Stored items
····················
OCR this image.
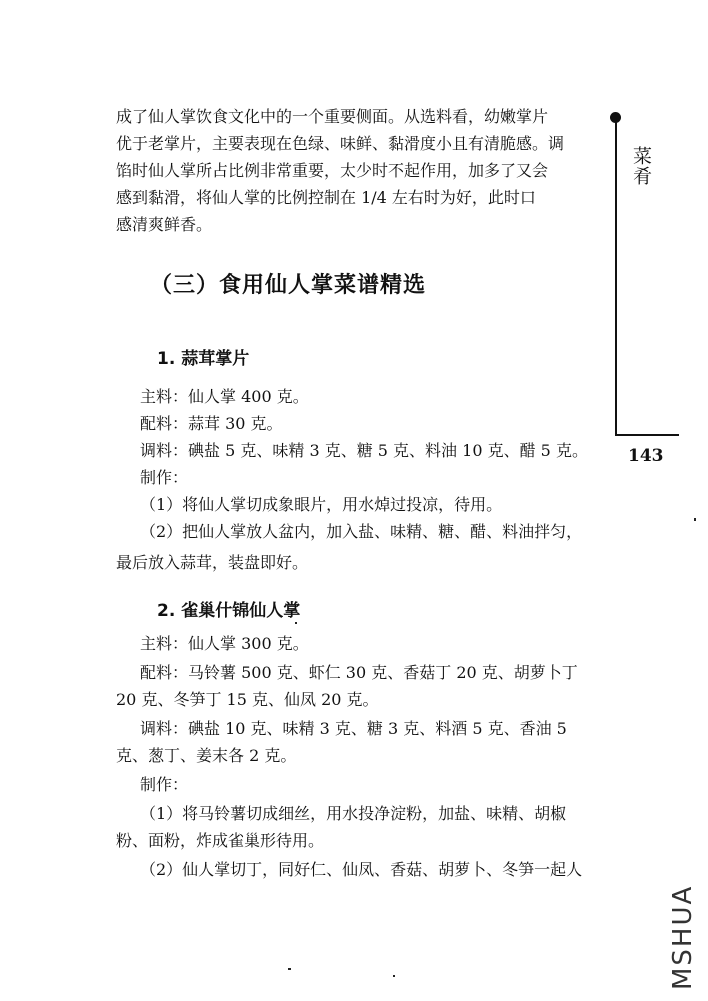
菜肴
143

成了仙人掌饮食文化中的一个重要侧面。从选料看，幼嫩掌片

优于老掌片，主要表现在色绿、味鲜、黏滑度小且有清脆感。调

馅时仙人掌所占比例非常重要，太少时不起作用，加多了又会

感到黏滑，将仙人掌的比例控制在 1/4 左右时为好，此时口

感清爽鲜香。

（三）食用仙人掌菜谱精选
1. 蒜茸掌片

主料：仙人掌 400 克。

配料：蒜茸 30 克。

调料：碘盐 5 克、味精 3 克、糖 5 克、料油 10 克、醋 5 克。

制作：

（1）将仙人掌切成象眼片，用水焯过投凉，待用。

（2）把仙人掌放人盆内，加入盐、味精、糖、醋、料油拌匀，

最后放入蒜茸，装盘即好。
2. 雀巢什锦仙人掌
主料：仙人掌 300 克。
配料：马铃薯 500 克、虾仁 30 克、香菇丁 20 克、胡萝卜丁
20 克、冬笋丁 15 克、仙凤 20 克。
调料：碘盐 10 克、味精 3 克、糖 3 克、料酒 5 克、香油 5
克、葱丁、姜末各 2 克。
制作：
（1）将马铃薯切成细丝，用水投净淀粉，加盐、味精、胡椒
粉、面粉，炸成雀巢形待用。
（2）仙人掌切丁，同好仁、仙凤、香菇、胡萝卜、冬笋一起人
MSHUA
····················
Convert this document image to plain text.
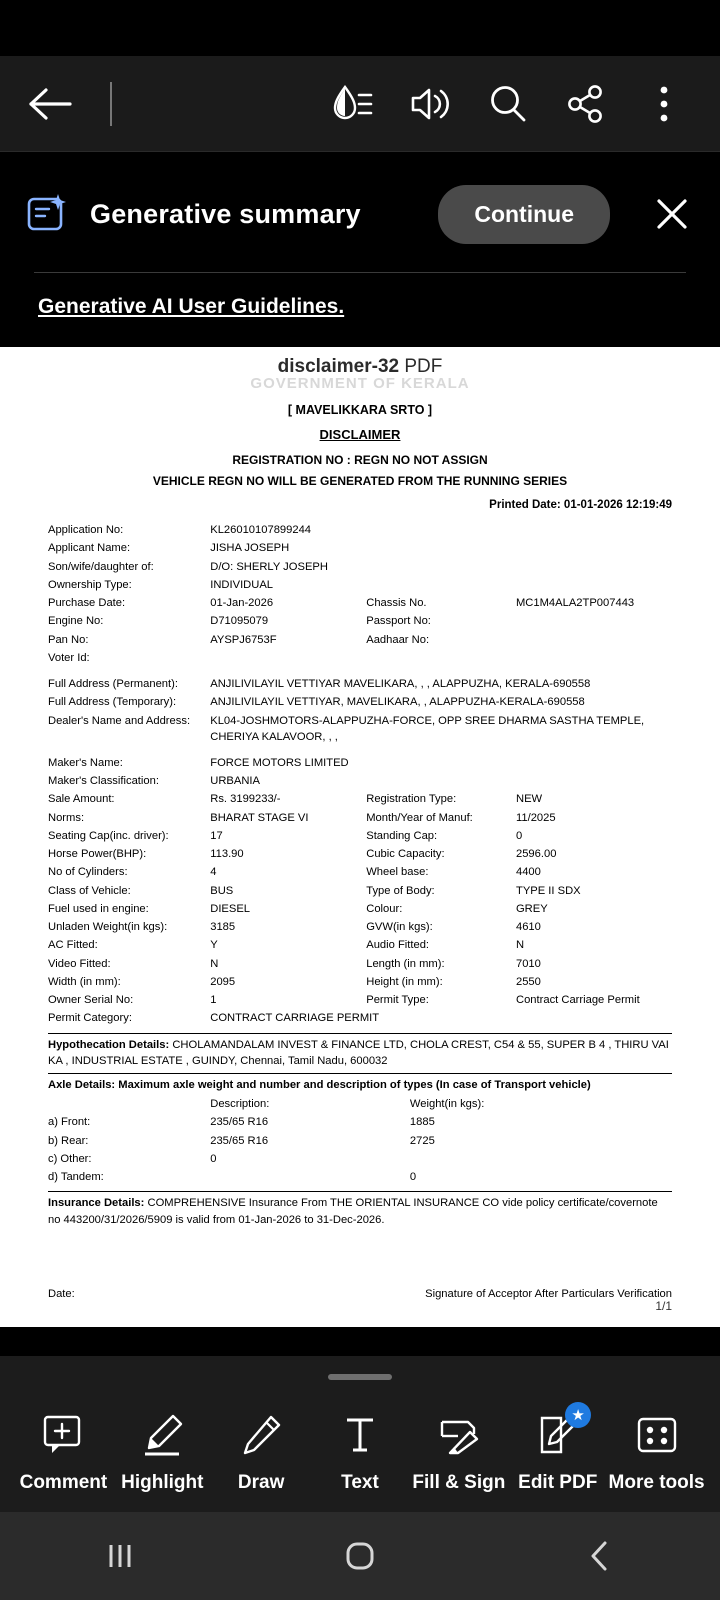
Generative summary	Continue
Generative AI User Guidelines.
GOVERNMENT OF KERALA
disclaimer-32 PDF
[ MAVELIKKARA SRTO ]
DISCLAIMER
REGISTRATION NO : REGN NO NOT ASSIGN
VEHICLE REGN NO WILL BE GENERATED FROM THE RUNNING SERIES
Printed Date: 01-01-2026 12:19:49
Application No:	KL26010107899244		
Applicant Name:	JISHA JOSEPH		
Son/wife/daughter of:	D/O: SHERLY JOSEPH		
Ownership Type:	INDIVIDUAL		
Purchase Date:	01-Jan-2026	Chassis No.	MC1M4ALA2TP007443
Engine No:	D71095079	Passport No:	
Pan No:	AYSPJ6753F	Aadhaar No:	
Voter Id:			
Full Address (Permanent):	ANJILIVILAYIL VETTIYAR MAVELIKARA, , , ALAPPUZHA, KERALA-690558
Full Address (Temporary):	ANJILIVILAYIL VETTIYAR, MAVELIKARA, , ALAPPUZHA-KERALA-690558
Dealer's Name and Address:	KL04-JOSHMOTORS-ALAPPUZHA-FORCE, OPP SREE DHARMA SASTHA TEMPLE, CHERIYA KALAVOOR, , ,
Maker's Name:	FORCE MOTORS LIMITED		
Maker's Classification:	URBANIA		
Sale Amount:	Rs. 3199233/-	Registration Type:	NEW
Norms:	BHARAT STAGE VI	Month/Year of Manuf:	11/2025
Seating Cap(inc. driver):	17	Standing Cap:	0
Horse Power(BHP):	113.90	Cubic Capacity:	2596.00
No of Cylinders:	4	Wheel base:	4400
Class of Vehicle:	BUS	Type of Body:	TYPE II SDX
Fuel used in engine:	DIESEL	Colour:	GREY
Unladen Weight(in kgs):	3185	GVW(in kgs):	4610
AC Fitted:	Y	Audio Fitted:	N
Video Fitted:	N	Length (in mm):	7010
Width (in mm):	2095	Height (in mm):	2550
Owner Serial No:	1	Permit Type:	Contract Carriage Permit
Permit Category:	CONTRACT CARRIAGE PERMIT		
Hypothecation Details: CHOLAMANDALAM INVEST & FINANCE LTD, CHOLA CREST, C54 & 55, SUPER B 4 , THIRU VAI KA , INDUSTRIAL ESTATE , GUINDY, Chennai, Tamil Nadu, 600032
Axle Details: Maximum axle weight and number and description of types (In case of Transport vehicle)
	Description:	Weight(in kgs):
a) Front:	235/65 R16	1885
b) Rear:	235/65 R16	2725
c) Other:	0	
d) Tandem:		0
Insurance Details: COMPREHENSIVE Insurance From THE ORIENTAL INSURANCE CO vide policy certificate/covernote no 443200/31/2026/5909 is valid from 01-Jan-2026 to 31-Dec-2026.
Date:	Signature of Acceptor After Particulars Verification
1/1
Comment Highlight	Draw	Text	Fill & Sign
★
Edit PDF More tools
····················
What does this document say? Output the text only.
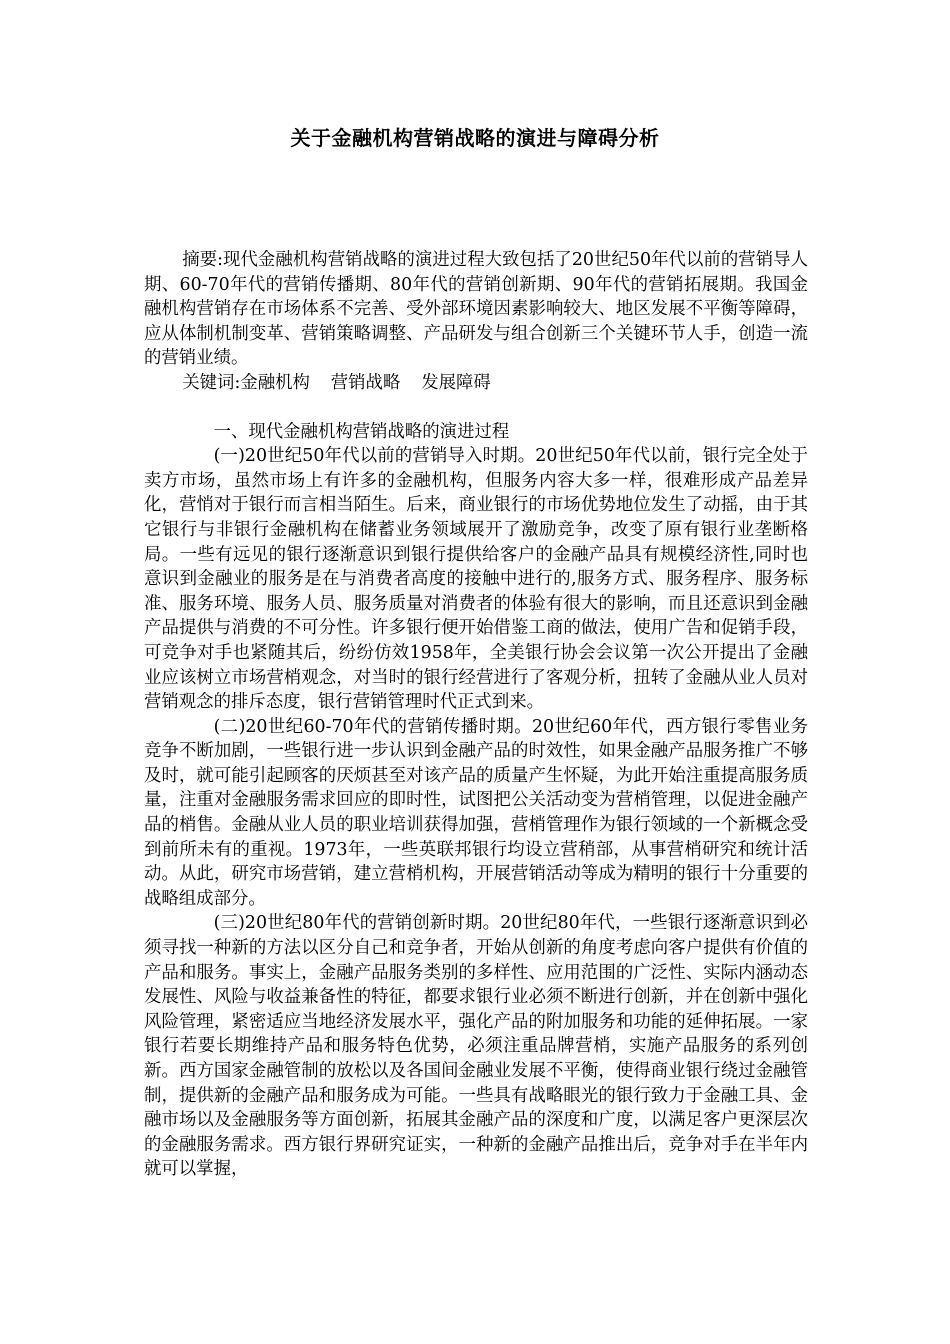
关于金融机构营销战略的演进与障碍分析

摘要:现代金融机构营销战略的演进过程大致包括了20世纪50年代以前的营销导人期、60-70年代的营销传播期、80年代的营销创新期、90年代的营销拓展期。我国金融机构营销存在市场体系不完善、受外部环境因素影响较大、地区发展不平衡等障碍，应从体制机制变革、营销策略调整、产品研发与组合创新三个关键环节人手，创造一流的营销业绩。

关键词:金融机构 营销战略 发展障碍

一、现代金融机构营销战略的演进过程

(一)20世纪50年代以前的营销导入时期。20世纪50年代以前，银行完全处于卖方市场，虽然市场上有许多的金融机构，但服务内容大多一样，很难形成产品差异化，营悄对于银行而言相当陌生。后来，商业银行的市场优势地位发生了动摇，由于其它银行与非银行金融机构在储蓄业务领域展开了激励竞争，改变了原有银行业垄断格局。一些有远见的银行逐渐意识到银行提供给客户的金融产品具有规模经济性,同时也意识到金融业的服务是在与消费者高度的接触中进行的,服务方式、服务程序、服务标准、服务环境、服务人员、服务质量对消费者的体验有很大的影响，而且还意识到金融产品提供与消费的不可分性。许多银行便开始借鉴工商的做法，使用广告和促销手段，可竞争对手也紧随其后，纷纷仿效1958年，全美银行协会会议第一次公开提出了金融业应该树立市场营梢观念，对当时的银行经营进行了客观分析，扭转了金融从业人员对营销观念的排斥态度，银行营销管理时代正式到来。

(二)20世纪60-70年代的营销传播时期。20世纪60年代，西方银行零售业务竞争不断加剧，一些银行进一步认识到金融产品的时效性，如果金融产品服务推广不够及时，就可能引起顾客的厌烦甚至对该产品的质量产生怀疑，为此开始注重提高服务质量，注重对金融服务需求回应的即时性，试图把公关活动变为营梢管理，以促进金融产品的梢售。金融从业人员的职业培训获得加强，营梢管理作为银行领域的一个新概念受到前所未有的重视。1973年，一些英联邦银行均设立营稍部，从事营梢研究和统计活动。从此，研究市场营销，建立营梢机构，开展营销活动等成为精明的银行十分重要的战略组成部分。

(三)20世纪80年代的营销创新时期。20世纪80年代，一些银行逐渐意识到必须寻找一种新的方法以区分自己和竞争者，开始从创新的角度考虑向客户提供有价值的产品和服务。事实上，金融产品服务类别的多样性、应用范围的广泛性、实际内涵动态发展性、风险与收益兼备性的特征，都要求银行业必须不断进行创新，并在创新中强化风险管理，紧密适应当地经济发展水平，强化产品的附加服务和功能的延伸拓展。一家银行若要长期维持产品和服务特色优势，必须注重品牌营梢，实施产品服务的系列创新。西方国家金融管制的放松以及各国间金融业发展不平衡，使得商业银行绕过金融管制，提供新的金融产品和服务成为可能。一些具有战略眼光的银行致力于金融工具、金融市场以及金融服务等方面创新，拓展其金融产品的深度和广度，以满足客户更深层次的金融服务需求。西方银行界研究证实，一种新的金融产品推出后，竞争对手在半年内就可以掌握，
····················
__EXERCISE OBJECTIVE__: State how many lines above contain the string "Address", with no other words.

__SOLUTION TO THE EXERCISE__: 3